[Source records]
────────────────────
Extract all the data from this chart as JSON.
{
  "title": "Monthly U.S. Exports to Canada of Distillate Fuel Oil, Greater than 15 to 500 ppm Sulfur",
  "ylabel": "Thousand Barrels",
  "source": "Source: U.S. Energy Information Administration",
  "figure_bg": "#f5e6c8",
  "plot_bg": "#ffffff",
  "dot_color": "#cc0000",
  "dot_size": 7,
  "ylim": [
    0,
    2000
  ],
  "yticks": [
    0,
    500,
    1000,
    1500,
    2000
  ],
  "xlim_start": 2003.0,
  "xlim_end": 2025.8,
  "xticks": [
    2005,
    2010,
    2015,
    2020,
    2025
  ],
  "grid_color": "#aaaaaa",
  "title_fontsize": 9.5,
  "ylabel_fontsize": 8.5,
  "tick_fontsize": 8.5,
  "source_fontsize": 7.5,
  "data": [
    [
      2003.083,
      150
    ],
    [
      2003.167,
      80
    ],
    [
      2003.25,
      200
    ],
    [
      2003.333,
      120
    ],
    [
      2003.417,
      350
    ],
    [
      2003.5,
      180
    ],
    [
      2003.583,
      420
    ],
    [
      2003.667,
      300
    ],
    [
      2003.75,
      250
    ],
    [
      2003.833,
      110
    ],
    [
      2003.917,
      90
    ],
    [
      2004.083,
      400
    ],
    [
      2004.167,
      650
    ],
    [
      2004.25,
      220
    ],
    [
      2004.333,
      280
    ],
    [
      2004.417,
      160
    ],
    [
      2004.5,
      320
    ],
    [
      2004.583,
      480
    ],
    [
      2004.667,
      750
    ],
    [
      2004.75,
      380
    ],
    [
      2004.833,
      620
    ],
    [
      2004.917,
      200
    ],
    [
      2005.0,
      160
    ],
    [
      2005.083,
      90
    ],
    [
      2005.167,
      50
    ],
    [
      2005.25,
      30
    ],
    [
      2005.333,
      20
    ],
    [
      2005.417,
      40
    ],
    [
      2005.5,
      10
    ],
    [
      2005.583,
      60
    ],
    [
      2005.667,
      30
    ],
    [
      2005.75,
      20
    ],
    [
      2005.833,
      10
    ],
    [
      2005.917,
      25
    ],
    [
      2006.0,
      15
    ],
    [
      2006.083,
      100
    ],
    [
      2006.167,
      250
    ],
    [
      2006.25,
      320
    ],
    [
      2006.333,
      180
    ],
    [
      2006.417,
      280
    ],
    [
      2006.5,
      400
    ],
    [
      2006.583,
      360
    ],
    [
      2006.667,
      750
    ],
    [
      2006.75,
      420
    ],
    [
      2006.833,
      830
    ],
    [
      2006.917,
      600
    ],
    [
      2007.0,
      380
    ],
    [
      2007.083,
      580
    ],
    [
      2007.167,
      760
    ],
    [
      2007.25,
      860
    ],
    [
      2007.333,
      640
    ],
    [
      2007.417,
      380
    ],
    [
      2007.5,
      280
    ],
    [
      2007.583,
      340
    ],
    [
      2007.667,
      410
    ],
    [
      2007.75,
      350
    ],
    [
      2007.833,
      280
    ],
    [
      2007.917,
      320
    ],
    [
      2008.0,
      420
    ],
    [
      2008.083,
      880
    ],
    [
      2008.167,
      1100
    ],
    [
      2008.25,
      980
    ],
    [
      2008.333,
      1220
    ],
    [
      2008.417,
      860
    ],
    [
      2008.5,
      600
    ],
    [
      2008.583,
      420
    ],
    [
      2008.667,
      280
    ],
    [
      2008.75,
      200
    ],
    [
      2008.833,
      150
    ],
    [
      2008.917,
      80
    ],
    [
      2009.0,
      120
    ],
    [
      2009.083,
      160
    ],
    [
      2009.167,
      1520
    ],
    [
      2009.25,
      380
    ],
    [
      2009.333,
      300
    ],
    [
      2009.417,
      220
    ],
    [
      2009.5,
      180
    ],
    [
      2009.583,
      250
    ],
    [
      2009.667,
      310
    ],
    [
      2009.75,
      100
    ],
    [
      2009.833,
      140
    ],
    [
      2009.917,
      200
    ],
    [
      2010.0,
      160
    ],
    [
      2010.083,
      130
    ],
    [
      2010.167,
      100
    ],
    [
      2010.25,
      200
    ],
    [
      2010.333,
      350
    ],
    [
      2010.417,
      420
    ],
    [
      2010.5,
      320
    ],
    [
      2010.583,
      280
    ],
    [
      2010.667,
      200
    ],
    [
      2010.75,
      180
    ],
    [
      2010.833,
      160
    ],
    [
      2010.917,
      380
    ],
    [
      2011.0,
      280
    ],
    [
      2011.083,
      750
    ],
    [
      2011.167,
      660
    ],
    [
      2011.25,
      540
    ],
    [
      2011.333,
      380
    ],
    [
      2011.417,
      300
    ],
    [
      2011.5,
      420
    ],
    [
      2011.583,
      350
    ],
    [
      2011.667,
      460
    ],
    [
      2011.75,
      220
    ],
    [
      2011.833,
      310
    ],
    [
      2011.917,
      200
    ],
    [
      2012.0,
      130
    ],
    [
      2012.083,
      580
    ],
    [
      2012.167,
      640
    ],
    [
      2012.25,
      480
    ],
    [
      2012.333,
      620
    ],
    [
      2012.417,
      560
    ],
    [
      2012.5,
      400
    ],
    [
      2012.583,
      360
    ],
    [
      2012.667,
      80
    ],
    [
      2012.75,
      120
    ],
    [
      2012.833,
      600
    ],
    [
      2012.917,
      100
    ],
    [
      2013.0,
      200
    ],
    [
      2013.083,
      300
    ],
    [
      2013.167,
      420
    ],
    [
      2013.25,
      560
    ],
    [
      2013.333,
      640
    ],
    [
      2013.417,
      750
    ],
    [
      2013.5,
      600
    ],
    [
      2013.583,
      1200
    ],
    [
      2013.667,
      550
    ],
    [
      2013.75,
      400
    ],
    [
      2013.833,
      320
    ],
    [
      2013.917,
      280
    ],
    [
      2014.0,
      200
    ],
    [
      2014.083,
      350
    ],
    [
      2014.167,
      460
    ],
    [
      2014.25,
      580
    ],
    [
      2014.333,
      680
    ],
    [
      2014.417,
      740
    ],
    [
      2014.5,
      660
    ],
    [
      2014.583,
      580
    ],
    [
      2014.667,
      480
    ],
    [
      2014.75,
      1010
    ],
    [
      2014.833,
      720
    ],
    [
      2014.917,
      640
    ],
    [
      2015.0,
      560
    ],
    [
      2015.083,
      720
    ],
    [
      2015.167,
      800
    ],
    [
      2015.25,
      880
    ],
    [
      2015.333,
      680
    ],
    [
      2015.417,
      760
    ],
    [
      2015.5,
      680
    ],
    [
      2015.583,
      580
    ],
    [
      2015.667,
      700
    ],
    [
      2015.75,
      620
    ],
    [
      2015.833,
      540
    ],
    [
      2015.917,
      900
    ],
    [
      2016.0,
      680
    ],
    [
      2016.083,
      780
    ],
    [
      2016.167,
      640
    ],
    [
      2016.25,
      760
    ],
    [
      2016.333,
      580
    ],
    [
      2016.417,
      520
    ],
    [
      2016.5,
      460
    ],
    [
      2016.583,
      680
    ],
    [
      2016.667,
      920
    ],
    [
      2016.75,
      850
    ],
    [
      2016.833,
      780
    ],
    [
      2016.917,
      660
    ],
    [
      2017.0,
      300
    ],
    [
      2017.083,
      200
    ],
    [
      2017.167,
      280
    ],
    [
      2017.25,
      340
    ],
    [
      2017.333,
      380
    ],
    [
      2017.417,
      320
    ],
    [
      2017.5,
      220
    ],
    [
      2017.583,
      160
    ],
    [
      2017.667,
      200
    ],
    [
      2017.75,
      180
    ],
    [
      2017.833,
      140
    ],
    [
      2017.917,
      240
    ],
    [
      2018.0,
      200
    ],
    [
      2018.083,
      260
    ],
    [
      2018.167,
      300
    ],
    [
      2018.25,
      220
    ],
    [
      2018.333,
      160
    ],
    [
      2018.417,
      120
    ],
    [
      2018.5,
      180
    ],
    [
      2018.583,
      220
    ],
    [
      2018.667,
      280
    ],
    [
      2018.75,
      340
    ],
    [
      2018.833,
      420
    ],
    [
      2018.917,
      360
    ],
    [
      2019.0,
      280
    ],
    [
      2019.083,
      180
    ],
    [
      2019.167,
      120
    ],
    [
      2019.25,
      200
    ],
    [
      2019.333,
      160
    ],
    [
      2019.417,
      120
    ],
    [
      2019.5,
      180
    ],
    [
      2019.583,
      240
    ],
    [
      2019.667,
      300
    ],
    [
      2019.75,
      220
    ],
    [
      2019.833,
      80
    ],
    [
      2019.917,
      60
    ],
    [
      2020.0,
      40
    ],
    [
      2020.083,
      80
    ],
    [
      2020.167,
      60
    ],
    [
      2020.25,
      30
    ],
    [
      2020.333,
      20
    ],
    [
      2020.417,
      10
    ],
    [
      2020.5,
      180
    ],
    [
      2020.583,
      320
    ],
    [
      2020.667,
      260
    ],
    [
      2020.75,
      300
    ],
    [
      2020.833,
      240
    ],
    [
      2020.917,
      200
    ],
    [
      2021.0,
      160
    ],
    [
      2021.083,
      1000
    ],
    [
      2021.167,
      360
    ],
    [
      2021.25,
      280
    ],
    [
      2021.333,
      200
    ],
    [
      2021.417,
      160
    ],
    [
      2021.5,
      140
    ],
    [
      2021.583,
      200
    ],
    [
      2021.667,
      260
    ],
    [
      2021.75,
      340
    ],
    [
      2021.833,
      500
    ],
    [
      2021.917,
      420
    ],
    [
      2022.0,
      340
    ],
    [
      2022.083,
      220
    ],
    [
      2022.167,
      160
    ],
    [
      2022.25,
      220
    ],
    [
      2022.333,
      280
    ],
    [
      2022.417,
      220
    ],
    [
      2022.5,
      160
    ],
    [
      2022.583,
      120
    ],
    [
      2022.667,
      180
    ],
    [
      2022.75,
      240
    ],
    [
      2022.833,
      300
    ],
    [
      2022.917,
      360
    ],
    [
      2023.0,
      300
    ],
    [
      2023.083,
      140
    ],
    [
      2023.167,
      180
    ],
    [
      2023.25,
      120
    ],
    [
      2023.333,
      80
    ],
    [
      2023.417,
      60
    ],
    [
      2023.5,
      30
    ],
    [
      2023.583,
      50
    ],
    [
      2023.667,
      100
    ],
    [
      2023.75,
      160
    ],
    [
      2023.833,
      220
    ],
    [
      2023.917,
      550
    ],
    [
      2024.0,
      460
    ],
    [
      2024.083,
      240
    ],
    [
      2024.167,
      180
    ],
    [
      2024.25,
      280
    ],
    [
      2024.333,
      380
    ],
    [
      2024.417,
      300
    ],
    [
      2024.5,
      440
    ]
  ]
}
────────────────────
= What the task asks =
Using the records above, copy each line that contains "data".

= Expected answer =
Extract all the data from this chart as JSON.
  "data": [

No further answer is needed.